• Data to use
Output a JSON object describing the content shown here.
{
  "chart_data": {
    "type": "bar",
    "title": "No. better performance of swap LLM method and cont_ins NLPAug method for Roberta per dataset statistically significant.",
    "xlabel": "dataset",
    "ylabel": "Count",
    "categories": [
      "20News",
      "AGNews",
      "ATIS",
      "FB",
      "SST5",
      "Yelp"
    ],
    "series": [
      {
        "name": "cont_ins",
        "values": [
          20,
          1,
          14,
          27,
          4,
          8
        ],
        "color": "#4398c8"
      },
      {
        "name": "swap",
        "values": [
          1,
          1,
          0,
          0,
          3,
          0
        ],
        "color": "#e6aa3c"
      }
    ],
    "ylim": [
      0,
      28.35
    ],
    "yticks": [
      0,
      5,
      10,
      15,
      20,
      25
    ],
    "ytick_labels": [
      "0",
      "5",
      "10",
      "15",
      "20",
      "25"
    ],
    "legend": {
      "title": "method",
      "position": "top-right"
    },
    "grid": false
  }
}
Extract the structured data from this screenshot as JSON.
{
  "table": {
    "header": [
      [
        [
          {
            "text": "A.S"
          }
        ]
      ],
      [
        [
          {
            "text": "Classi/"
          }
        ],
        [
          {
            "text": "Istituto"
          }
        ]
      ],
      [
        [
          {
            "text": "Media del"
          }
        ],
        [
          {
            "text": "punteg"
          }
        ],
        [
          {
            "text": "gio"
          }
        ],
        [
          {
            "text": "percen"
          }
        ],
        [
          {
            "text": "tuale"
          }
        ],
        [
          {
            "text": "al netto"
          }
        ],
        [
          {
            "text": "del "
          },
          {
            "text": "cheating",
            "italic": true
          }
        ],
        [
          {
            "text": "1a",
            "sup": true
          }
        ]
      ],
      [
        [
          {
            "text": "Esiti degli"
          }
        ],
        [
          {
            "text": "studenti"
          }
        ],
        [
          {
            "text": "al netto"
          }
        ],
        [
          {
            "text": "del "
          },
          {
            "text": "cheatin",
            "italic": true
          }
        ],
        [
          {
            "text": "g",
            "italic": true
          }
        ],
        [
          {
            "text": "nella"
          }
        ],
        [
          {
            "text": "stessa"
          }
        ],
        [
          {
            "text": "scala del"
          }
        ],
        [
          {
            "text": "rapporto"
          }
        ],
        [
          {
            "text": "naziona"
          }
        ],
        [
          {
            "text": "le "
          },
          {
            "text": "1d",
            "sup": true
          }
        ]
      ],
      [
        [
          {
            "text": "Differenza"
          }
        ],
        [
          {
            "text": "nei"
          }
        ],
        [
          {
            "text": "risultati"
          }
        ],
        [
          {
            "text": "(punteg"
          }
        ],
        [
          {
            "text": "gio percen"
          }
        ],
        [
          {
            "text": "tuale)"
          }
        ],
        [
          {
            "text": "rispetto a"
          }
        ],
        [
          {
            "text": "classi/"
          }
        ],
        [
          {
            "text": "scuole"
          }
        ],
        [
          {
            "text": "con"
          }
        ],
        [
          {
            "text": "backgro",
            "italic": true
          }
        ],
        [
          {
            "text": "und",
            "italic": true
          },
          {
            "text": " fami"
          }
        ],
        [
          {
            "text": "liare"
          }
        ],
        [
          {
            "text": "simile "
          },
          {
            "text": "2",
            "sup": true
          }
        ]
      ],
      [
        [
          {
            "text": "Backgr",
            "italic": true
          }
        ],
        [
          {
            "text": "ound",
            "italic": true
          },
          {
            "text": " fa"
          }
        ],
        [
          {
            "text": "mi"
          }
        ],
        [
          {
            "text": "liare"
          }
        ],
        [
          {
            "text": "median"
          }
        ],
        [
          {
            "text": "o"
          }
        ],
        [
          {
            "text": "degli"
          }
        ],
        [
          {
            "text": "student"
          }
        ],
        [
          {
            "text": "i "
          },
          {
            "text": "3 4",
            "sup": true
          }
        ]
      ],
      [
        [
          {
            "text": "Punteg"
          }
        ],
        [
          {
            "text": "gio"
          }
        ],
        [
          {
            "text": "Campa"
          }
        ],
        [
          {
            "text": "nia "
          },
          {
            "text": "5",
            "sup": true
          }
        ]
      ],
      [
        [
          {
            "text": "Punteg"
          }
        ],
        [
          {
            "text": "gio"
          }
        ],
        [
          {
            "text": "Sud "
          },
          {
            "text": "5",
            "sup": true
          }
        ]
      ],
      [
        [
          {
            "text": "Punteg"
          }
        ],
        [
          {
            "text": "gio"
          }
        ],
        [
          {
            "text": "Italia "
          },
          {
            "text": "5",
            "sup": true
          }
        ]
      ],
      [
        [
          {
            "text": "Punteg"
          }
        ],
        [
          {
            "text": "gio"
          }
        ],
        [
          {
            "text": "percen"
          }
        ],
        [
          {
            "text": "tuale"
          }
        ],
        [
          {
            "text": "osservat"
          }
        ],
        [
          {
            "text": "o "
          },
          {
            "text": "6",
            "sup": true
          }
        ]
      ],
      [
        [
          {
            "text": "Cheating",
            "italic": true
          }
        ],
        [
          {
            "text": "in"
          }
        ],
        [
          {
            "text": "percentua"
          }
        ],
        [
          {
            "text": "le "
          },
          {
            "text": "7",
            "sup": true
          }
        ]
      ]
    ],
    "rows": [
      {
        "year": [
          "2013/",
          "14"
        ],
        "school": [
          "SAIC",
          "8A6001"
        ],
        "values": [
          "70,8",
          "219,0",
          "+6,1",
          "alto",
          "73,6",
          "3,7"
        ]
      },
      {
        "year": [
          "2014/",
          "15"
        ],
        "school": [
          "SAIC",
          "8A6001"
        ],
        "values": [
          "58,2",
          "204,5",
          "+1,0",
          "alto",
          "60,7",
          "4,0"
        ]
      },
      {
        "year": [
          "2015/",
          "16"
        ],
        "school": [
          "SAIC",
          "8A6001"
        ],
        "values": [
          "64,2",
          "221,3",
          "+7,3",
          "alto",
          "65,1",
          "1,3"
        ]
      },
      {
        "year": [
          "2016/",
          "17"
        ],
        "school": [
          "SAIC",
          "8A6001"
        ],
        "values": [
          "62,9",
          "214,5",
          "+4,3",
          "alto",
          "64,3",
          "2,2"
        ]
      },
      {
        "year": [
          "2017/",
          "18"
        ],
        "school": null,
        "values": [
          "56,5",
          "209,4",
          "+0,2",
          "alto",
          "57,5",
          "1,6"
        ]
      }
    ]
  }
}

• Exercise brief
Please output the entire listing exactly as it stands.

• Exercise output
Output a JSON object describing the content shown here.
{
  "chart_data": {
    "type": "bar",
    "title": "No. better performance of swap LLM method and cont_ins NLPAug method for Roberta per dataset statistically significant.",
    "xlabel": "dataset",
    "ylabel": "Count",
    "categories": [
      "20News",
      "AGNews",
      "ATIS",
      "FB",
      "SST5",
      "Yelp"
    ],
    "series": [
      {
        "name": "cont_ins",
        "values": [
          20,
          1,
          14,
          27,
          4,
          8
        ],
        "color": "#4398c8"
      },
      {
        "name": "swap",
        "values": [
          1,
          1,
          0,
          0,
          3,
          0
        ],
        "color": "#e6aa3c"
      }
    ],
    "ylim": [
      0,
      28.35
    ],
    "yticks": [
      0,
      5,
      10,
      15,
      20,
      25
    ],
    "ytick_labels": [
      "0",
      "5",
      "10",
      "15",
      "20",
      "25"
    ],
    "legend": {
      "title": "method",
      "position": "top-right"
    },
    "grid": false
  }
}
Extract the structured data from this screenshot as JSON.
{
  "table": {
    "header": [
      [
        [
          {
            "text": "A.S"
          }
        ]
      ],
      [
        [
          {
            "text": "Classi/"
          }
        ],
        [
          {
            "text": "Istituto"
          }
        ]
      ],
      [
        [
          {
            "text": "Media del"
          }
        ],
        [
          {
            "text": "punteg"
          }
        ],
        [
          {
            "text": "gio"
          }
        ],
        [
          {
            "text": "percen"
          }
        ],
        [
          {
            "text": "tuale"
          }
        ],
        [
          {
            "text": "al netto"
          }
        ],
        [
          {
            "text": "del "
          },
          {
            "text": "cheating",
            "italic": true
          }
        ],
        [
          {
            "text": "1a",
            "sup": true
          }
        ]
      ],
      [
        [
          {
            "text": "Esiti degli"
          }
        ],
        [
          {
            "text": "studenti"
          }
        ],
        [
          {
            "text": "al netto"
          }
        ],
        [
          {
            "text": "del "
          },
          {
            "text": "cheatin",
            "italic": true
          }
        ],
        [
          {
            "text": "g",
            "italic": true
          }
        ],
        [
          {
            "text": "nella"
          }
        ],
        [
          {
            "text": "stessa"
          }
        ],
        [
          {
            "text": "scala del"
          }
        ],
        [
          {
            "text": "rapporto"
          }
        ],
        [
          {
            "text": "naziona"
          }
        ],
        [
          {
            "text": "le "
          },
          {
            "text": "1d",
            "sup": true
          }
        ]
      ],
      [
        [
          {
            "text": "Differenza"
          }
        ],
        [
          {
            "text": "nei"
          }
        ],
        [
          {
            "text": "risultati"
          }
        ],
        [
          {
            "text": "(punteg"
          }
        ],
        [
          {
            "text": "gio percen"
          }
        ],
        [
          {
            "text": "tuale)"
          }
        ],
        [
          {
            "text": "rispetto a"
          }
        ],
        [
          {
            "text": "classi/"
          }
        ],
        [
          {
            "text": "scuole"
          }
        ],
        [
          {
            "text": "con"
          }
        ],
        [
          {
            "text": "backgro",
            "italic": true
          }
        ],
        [
          {
            "text": "und",
            "italic": true
          },
          {
            "text": " fami"
          }
        ],
        [
          {
            "text": "liare"
          }
        ],
        [
          {
            "text": "simile "
          },
          {
            "text": "2",
            "sup": true
          }
        ]
      ],
      [
        [
          {
            "text": "Backgr",
            "italic": true
          }
        ],
        [
          {
            "text": "ound",
            "italic": true
          },
          {
            "text": " fa"
          }
        ],
        [
          {
            "text": "mi"
          }
        ],
        [
          {
            "text": "liare"
          }
        ],
        [
          {
            "text": "median"
          }
        ],
        [
          {
            "text": "o"
          }
        ],
        [
          {
            "text": "degli"
          }
        ],
        [
          {
            "text": "student"
          }
        ],
        [
          {
            "text": "i "
          },
          {
            "text": "3 4",
            "sup": true
          }
        ]
      ],
      [
        [
          {
            "text": "Punteg"
          }
        ],
        [
          {
            "text": "gio"
          }
        ],
        [
          {
            "text": "Campa"
          }
        ],
        [
          {
            "text": "nia "
          },
          {
            "text": "5",
            "sup": true
          }
        ]
      ],
      [
        [
          {
            "text": "Punteg"
          }
        ],
        [
          {
            "text": "gio"
          }
        ],
        [
          {
            "text": "Sud "
          },
          {
            "text": "5",
            "sup": true
          }
        ]
      ],
      [
        [
          {
            "text": "Punteg"
          }
        ],
        [
          {
            "text": "gio"
          }
        ],
        [
          {
            "text": "Italia "
          },
          {
            "text": "5",
            "sup": true
          }
        ]
      ],
      [
        [
          {
            "text": "Punteg"
          }
        ],
        [
          {
            "text": "gio"
          }
        ],
        [
          {
            "text": "percen"
          }
        ],
        [
          {
            "text": "tuale"
          }
        ],
        [
          {
            "text": "osservat"
          }
        ],
        [
          {
            "text": "o "
          },
          {
            "text": "6",
            "sup": true
          }
        ]
      ],
      [
        [
          {
            "text": "Cheating",
            "italic": true
          }
        ],
        [
          {
            "text": "in"
          }
        ],
        [
          {
            "text": "percentua"
          }
        ],
        [
          {
            "text": "le "
          },
          {
            "text": "7",
            "sup": true
          }
        ]
      ]
    ],
    "rows": [
      {
        "year": [
          "2013/",
          "14"
        ],
        "school": [
          "SAIC",
          "8A6001"
        ],
        "values": [
          "70,8",
          "219,0",
          "+6,1",
          "alto",
          "73,6",
          "3,7"
        ]
      },
      {
        "year": [
          "2014/",
          "15"
        ],
        "school": [
          "SAIC",
          "8A6001"
        ],
        "values": [
          "58,2",
          "204,5",
          "+1,0",
          "alto",
          "60,7",
          "4,0"
        ]
      },
      {
        "year": [
          "2015/",
          "16"
        ],
        "school": [
          "SAIC",
          "8A6001"
        ],
        "values": [
          "64,2",
          "221,3",
          "+7,3",
          "alto",
          "65,1",
          "1,3"
        ]
      },
      {
        "year": [
          "2016/",
          "17"
        ],
        "school": [
          "SAIC",
          "8A6001"
        ],
        "values": [
          "62,9",
          "214,5",
          "+4,3",
          "alto",
          "64,3",
          "2,2"
        ]
      },
      {
        "year": [
          "2017/",
          "18"
        ],
        "school": null,
        "values": [
          "56,5",
          "209,4",
          "+0,2",
          "alto",
          "57,5",
          "1,6"
        ]
      }
    ]
  }
}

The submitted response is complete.